» **The problem**: Which lines in the material below contain the word "image"? Copy each of them.

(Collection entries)
-- Begin --

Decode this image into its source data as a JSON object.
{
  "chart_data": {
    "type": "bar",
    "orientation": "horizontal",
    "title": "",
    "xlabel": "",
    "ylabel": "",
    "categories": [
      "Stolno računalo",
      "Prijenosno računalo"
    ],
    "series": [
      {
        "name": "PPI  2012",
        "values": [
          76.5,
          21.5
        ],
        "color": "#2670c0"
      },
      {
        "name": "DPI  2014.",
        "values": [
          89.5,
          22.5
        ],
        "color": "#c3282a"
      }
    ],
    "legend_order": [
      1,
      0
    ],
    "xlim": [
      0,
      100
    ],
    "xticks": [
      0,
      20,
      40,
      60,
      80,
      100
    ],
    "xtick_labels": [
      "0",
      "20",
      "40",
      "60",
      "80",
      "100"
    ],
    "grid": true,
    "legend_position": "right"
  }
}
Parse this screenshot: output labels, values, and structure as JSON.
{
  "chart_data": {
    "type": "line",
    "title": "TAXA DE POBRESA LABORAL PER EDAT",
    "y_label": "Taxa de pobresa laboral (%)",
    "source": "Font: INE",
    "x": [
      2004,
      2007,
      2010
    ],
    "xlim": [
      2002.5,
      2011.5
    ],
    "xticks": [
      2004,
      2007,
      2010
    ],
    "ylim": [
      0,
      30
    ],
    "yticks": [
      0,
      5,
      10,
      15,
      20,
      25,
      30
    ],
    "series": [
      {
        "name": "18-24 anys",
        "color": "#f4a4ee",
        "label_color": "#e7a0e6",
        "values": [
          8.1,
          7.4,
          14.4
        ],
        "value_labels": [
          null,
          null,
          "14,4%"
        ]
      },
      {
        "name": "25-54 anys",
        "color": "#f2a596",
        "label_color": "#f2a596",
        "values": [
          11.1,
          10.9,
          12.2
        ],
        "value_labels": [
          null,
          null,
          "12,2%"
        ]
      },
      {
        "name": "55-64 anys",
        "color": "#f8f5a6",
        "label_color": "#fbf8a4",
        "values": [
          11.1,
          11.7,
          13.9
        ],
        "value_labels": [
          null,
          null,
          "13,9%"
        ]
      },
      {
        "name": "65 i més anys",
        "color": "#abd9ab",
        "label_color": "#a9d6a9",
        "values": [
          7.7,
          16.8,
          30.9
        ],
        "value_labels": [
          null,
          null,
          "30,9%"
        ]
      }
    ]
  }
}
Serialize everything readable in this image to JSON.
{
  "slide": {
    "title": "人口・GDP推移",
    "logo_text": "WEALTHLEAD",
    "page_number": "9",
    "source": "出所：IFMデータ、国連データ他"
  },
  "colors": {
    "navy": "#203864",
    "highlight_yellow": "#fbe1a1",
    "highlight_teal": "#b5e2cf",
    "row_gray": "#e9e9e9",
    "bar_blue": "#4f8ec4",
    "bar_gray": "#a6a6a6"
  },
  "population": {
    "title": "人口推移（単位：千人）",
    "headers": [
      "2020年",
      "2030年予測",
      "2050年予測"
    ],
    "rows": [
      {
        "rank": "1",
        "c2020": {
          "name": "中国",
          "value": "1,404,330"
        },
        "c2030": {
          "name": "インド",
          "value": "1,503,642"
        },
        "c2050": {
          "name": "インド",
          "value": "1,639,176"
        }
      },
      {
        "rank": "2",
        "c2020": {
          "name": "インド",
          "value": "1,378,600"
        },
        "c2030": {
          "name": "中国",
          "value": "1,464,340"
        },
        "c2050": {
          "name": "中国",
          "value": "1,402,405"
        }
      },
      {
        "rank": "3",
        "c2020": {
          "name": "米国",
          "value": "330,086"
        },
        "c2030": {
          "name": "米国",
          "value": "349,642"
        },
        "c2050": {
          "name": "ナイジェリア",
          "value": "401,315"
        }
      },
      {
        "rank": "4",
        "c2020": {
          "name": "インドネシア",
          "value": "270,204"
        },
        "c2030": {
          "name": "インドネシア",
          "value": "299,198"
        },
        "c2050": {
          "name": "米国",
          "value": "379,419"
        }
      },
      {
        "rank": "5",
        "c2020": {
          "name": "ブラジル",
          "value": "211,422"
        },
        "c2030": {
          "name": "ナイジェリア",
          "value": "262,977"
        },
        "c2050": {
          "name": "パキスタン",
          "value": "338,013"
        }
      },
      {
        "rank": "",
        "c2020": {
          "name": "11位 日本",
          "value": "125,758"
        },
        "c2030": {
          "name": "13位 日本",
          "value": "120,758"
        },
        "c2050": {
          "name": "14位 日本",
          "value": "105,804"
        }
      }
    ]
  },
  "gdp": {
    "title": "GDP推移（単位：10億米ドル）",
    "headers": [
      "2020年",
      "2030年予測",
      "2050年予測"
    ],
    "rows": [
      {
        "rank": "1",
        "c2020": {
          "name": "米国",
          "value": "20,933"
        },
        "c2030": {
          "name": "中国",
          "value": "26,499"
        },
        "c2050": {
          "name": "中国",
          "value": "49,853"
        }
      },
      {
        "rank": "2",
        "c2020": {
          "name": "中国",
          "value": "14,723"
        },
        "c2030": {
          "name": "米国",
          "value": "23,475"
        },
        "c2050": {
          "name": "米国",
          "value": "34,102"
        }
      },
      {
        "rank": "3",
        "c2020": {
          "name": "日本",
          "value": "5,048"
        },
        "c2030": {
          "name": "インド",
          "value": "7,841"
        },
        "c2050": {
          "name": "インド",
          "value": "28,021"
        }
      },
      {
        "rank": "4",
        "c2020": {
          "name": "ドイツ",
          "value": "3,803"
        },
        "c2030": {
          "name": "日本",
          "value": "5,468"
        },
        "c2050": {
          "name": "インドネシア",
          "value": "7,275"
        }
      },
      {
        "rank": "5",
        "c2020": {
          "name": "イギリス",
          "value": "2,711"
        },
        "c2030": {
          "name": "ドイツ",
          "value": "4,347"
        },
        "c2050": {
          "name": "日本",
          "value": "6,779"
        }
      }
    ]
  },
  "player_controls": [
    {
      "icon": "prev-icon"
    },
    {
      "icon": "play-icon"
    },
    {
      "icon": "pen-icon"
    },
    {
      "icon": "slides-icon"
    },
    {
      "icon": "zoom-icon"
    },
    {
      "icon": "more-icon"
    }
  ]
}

-- End --

» **Worked solution**:
Decode this image into its source data as a JSON object.
Serialize everything readable in this image to JSON.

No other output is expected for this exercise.